• _JOB_
Copy every line from the records below that holds the word "this".

• _THE INPUT_
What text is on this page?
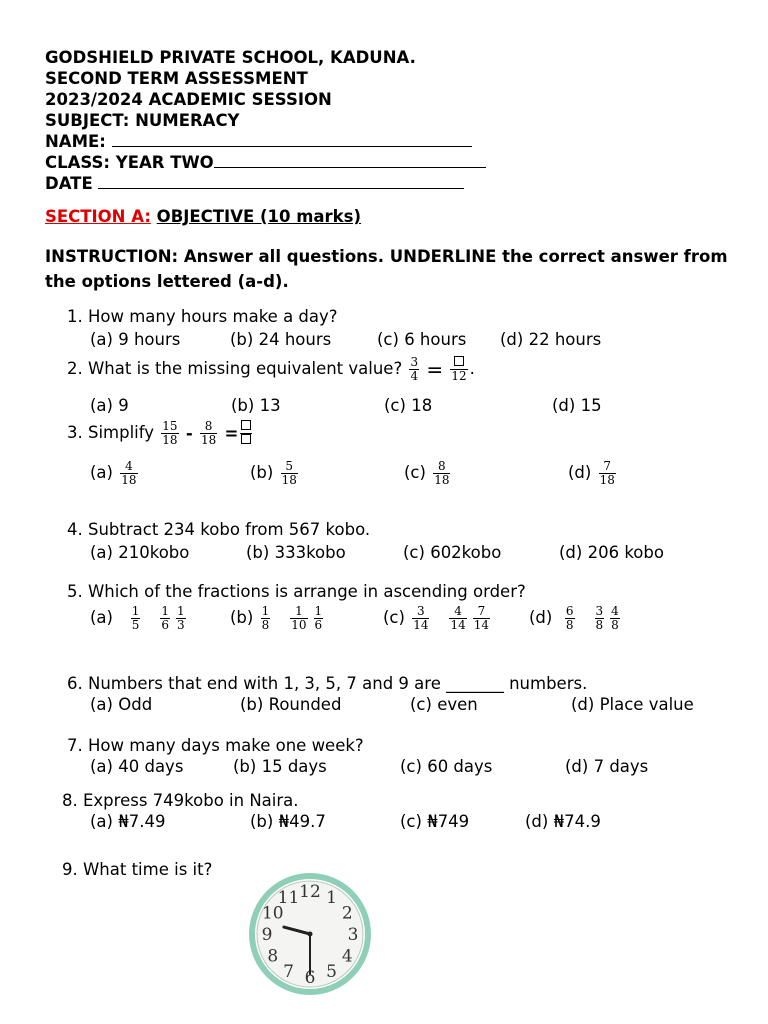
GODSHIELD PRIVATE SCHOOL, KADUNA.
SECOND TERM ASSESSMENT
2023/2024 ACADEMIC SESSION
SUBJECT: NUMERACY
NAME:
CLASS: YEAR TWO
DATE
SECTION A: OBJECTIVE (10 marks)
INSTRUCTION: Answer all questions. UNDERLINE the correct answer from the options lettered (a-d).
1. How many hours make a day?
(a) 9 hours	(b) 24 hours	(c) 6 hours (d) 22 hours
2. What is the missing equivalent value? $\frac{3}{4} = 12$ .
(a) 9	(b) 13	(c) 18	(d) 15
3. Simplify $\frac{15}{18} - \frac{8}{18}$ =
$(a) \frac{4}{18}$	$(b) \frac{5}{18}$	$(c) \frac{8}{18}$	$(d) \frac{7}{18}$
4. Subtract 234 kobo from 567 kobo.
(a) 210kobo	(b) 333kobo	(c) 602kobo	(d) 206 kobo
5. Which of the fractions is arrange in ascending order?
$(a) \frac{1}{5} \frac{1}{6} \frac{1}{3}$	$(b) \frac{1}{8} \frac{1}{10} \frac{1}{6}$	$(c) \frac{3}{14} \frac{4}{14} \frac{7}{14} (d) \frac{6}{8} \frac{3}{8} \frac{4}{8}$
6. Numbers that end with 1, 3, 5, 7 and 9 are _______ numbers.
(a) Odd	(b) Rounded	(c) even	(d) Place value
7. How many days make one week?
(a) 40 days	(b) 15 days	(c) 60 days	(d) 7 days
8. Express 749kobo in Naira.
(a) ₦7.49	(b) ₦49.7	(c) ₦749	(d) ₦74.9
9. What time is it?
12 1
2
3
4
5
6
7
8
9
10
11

* * *

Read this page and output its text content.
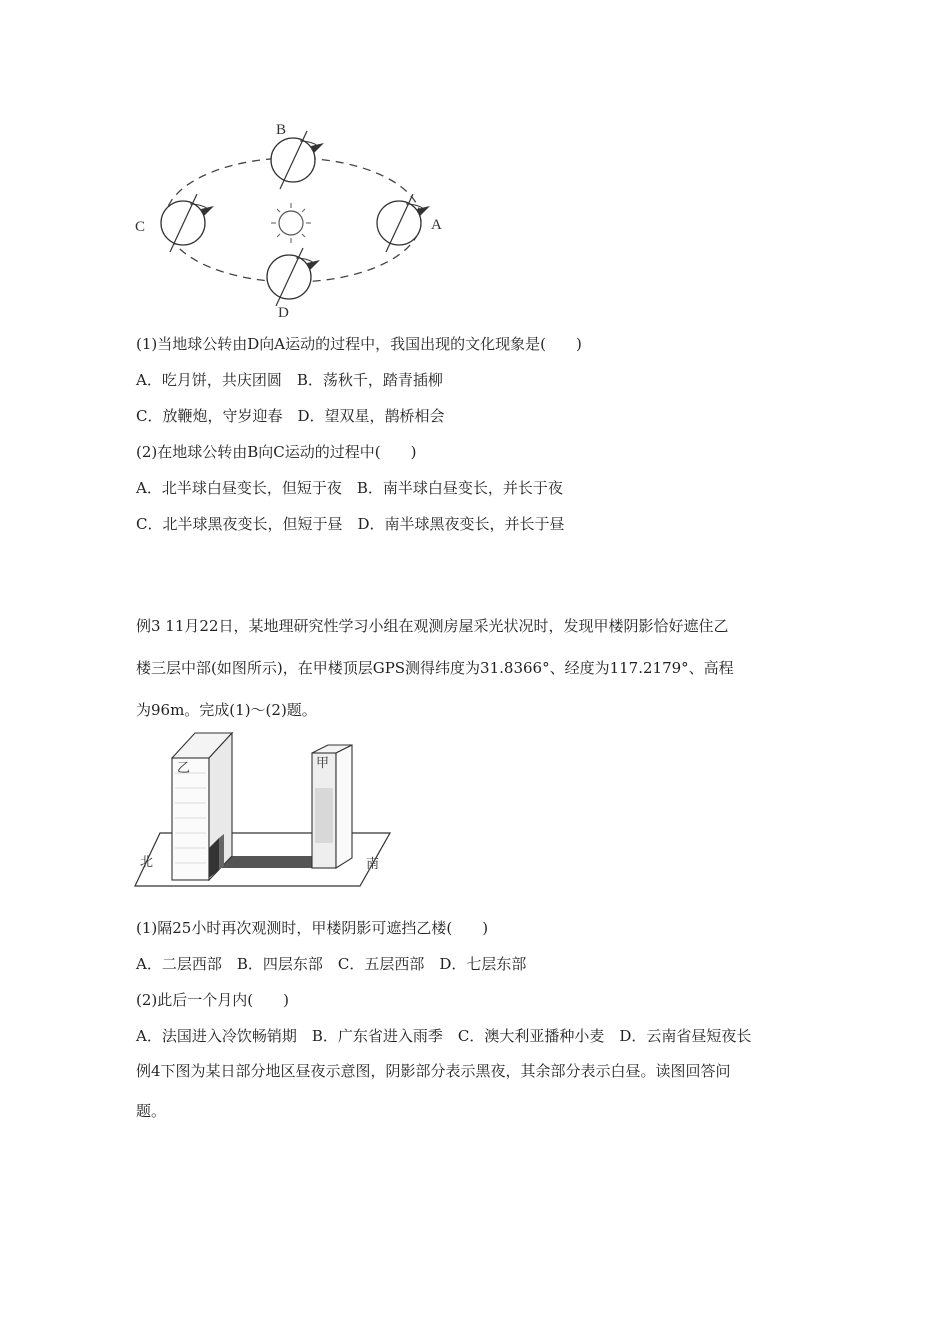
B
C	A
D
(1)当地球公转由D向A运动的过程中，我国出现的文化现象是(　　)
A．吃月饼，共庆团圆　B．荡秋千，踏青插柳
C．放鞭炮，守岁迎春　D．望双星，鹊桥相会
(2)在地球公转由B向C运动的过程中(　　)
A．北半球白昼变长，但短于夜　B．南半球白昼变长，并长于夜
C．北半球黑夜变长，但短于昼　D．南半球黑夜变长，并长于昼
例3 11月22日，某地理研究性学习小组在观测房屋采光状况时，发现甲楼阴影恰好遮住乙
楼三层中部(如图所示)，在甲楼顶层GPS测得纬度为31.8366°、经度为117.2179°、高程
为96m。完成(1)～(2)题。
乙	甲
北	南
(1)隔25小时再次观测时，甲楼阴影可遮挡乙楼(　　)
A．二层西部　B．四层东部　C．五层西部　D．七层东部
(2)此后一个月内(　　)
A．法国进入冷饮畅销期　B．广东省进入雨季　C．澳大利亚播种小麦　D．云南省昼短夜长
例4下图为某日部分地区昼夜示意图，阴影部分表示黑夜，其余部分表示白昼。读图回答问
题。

• _RESULT_
What text is on this page?
Read this page and output its text content.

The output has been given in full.